[EXERCISE TASK]:
Reproduce all of the records exactly.

* Start *

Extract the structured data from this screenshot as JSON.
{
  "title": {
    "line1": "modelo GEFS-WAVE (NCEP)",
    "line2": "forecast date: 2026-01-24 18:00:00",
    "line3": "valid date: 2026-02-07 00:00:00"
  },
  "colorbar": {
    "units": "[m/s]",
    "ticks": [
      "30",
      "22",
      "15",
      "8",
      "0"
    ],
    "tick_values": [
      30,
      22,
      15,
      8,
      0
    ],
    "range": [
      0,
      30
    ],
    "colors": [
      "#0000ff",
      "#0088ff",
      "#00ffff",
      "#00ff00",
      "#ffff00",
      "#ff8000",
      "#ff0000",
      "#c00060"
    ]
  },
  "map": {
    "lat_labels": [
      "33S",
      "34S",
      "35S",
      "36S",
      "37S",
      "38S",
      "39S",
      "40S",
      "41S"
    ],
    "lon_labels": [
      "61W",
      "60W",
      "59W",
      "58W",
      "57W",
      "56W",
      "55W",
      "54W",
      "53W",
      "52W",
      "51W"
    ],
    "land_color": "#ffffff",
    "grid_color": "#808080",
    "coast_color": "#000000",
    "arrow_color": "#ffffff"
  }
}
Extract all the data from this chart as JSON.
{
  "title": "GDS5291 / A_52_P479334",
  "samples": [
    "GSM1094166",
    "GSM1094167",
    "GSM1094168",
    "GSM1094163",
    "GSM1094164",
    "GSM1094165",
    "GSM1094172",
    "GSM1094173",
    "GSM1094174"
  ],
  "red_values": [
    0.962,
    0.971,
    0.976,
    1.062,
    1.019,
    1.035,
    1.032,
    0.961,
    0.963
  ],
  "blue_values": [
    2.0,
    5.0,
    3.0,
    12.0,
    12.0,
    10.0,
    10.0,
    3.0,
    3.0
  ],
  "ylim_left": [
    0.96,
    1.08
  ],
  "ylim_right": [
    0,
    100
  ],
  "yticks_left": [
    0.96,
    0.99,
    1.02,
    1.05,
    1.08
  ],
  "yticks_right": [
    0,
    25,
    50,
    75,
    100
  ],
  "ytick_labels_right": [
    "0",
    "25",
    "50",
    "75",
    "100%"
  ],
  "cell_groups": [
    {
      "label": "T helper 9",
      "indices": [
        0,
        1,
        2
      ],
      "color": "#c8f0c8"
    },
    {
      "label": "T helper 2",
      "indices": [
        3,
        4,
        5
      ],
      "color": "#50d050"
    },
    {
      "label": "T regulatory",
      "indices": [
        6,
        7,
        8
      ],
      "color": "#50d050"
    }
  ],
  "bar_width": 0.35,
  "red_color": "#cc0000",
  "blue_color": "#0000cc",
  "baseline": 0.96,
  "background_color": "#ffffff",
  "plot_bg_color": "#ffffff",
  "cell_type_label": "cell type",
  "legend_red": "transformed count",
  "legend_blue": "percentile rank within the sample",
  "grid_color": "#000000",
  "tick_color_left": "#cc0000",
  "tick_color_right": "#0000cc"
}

* End *

[SOLUTION]:
Extract the structured data from this screenshot as JSON.
{
  "title": {
    "line1": "modelo GEFS-WAVE (NCEP)",
    "line2": "forecast date: 2026-01-24 18:00:00",
    "line3": "valid date: 2026-02-07 00:00:00"
  },
  "colorbar": {
    "units": "[m/s]",
    "ticks": [
      "30",
      "22",
      "15",
      "8",
      "0"
    ],
    "tick_values": [
      30,
      22,
      15,
      8,
      0
    ],
    "range": [
      0,
      30
    ],
    "colors": [
      "#0000ff",
      "#0088ff",
      "#00ffff",
      "#00ff00",
      "#ffff00",
      "#ff8000",
      "#ff0000",
      "#c00060"
    ]
  },
  "map": {
    "lat_labels": [
      "33S",
      "34S",
      "35S",
      "36S",
      "37S",
      "38S",
      "39S",
      "40S",
      "41S"
    ],
    "lon_labels": [
      "61W",
      "60W",
      "59W",
      "58W",
      "57W",
      "56W",
      "55W",
      "54W",
      "53W",
      "52W",
      "51W"
    ],
    "land_color": "#ffffff",
    "grid_color": "#808080",
    "coast_color": "#000000",
    "arrow_color": "#ffffff"
  }
}
Extract all the data from this chart as JSON.
{
  "title": "GDS5291 / A_52_P479334",
  "samples": [
    "GSM1094166",
    "GSM1094167",
    "GSM1094168",
    "GSM1094163",
    "GSM1094164",
    "GSM1094165",
    "GSM1094172",
    "GSM1094173",
    "GSM1094174"
  ],
  "red_values": [
    0.962,
    0.971,
    0.976,
    1.062,
    1.019,
    1.035,
    1.032,
    0.961,
    0.963
  ],
  "blue_values": [
    2.0,
    5.0,
    3.0,
    12.0,
    12.0,
    10.0,
    10.0,
    3.0,
    3.0
  ],
  "ylim_left": [
    0.96,
    1.08
  ],
  "ylim_right": [
    0,
    100
  ],
  "yticks_left": [
    0.96,
    0.99,
    1.02,
    1.05,
    1.08
  ],
  "yticks_right": [
    0,
    25,
    50,
    75,
    100
  ],
  "ytick_labels_right": [
    "0",
    "25",
    "50",
    "75",
    "100%"
  ],
  "cell_groups": [
    {
      "label": "T helper 9",
      "indices": [
        0,
        1,
        2
      ],
      "color": "#c8f0c8"
    },
    {
      "label": "T helper 2",
      "indices": [
        3,
        4,
        5
      ],
      "color": "#50d050"
    },
    {
      "label": "T regulatory",
      "indices": [
        6,
        7,
        8
      ],
      "color": "#50d050"
    }
  ],
  "bar_width": 0.35,
  "red_color": "#cc0000",
  "blue_color": "#0000cc",
  "baseline": 0.96,
  "background_color": "#ffffff",
  "plot_bg_color": "#ffffff",
  "cell_type_label": "cell type",
  "legend_red": "transformed count",
  "legend_blue": "percentile rank within the sample",
  "grid_color": "#000000",
  "tick_color_left": "#cc0000",
  "tick_color_right": "#0000cc"
}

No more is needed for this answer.